### Extrait choisi
Without Name
de Lorcan Finnegan (2016)
   16 Juin 2020  
Without Name sur IMDb  

Nous l'avions croisé au détour d'un Vivarium, et nous nous étions dit qu'il serait intéressant de nous pencher sur Without Name, son premier long-métrage horrifique. Nous parlons de Lorcan Finnegan, le réalisateur des deux films cités, un homme qu'il va falloir garder à l'oeil pour être en mesure de décider une bonne fois pour toute s'il s'agit d'un bon ou d'un mauvais réalisateur. Mais pour le moment, préparez-vous pour une plongée dans une forêt irlandaise un peu particulière.

Eric est arpenteur-géomètre et il a été engagé par un promoteur pour mesurer une ancienne forêt. Le travail est considérable et nécessite qu'Eric reste éloigné de sa femme et de son fils de longs jours. Sa relation de couple bat gentiment de l'aile et ce séjour tombe mal. Rejoint par une collègue, Olivia, il se lance dans l'exploration de la forêt et ne tarde pas à se rendre compte que quelque chose ne tourne pas rond dans le coin.

Données de reconnaissance de la structure des documents

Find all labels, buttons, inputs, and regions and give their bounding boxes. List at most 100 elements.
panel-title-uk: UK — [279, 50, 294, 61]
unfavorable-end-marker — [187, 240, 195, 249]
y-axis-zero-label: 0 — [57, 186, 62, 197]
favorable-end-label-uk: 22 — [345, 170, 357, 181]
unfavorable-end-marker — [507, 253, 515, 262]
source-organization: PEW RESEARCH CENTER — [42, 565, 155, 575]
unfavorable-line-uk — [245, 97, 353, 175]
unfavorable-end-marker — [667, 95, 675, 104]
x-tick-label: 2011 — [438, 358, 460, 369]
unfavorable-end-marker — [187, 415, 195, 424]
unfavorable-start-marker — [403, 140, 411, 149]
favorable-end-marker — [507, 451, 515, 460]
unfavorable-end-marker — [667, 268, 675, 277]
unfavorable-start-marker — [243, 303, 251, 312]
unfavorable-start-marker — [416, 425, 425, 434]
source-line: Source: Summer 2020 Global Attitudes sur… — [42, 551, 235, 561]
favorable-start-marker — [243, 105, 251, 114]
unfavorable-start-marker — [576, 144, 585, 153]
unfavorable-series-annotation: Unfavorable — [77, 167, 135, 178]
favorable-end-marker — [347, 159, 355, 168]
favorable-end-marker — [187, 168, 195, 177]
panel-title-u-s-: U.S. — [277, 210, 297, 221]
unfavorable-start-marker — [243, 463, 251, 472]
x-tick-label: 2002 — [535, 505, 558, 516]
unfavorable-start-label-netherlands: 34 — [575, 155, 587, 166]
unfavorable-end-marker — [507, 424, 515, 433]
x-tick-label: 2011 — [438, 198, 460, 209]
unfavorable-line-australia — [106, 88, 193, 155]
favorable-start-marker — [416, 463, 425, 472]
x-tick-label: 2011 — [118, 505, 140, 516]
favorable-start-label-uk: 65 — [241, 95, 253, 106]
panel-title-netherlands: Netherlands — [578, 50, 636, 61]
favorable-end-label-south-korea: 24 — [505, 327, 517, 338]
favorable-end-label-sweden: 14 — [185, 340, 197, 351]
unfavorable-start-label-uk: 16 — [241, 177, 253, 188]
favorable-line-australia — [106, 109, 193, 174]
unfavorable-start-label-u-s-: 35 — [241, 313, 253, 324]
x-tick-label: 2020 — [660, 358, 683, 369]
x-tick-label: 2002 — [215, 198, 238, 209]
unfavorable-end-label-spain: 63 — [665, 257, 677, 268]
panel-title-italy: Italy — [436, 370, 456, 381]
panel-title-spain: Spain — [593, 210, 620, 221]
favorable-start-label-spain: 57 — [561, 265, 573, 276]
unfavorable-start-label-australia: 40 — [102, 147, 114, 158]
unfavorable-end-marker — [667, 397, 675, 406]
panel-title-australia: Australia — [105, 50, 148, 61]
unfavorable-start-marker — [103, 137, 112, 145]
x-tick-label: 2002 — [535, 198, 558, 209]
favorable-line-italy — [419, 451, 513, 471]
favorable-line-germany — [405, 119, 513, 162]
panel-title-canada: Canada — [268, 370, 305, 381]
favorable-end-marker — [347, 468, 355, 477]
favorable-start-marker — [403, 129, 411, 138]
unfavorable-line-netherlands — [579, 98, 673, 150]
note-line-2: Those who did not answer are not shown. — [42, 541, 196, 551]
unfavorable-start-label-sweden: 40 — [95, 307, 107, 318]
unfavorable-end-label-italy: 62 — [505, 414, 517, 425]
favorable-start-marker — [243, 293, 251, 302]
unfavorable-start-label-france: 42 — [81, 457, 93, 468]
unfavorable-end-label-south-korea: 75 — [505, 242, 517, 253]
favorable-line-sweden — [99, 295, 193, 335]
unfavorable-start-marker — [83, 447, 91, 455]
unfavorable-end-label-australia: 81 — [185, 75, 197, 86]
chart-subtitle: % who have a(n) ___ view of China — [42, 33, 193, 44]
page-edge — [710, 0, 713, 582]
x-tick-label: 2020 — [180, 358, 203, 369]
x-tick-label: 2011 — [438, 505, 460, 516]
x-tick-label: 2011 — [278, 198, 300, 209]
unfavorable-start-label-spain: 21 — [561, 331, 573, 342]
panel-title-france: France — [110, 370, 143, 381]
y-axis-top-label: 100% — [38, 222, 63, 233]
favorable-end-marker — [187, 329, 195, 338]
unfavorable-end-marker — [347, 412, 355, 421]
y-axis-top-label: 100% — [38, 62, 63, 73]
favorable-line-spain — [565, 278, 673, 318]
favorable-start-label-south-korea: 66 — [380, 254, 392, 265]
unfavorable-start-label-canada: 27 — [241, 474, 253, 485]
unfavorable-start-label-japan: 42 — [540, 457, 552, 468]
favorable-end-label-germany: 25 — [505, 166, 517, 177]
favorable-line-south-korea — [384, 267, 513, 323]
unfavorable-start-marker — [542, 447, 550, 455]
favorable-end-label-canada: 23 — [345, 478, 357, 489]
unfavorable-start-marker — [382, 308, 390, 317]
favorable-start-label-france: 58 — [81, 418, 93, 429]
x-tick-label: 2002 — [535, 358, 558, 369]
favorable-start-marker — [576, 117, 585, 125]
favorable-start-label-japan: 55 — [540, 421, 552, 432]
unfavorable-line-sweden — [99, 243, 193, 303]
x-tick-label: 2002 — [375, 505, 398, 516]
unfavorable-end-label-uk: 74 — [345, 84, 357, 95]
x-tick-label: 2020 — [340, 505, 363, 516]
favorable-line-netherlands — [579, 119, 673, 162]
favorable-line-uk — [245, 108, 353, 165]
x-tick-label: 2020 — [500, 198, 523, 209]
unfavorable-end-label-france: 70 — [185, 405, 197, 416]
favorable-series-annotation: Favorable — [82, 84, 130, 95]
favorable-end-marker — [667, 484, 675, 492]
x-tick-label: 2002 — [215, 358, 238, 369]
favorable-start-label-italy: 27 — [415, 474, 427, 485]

### Consigne 1
Relevez toutes les personnes mentionnées dans le paragraphe de la critique de Without Name qui commence par « Eric est arpenteur-géomètre ».
### Consigne 2
Poursuivez la critique de Without Name après sa dernière phrase.

### Zone de réponse 1
Eric, un promoteur, la femme d'Eric, le fils d'Eric, Olivia

### Zone de réponse 2
Lorcan Finnegan est irlandais, son nom nous l'avait déjà appris, et son premier long-métrage a tout naturellement été tourné là-bas (avant qu'il ne se fasse débaucher par Hollywood apparemment). Et qui dit Irlande, dit forcément bière, leprechaun et la couleur verte. Dans le cas de Without Name nous n'avons malheureusement pas droit à un leprechaun, mais le héros boit bien une bière et il se promène dans une forêt forcément relativement verte. Le cahier des charges et respecté aux deux tiers, ce qui est déjà pas mal. Mais sortons désormais des clichés pour voir plus en détail ce que vaut Without Name.

Comme beaucoup de premiers longs-métrages, il repose sur peu de personnages, des décors réels et donc terriblement gratuits, et une idée de base assez simple. Ce n'est pas toujours ce que les spectateurs avides de sensations fortes ont envie de voir, mais pour un réalisateur débutant, c'est clairement plus accessible et moins stressant. Lorsqu'on a peu de choses à montrer on a tendance à ralentir le rythme et à miser sur l'ambiance. Et de ce point de vue, Finnegan est parvenu à ses fins. Cette forêt irlandaise prend rapidement vie, devient inquiétante et semble renfermer toutes sortes de mystères et de créatures. Si on ajoute à cela quelques personnages dont on ne peut s'empêcher de se méfier, et vous avez un véritable films mystérieux et prenant devant vous.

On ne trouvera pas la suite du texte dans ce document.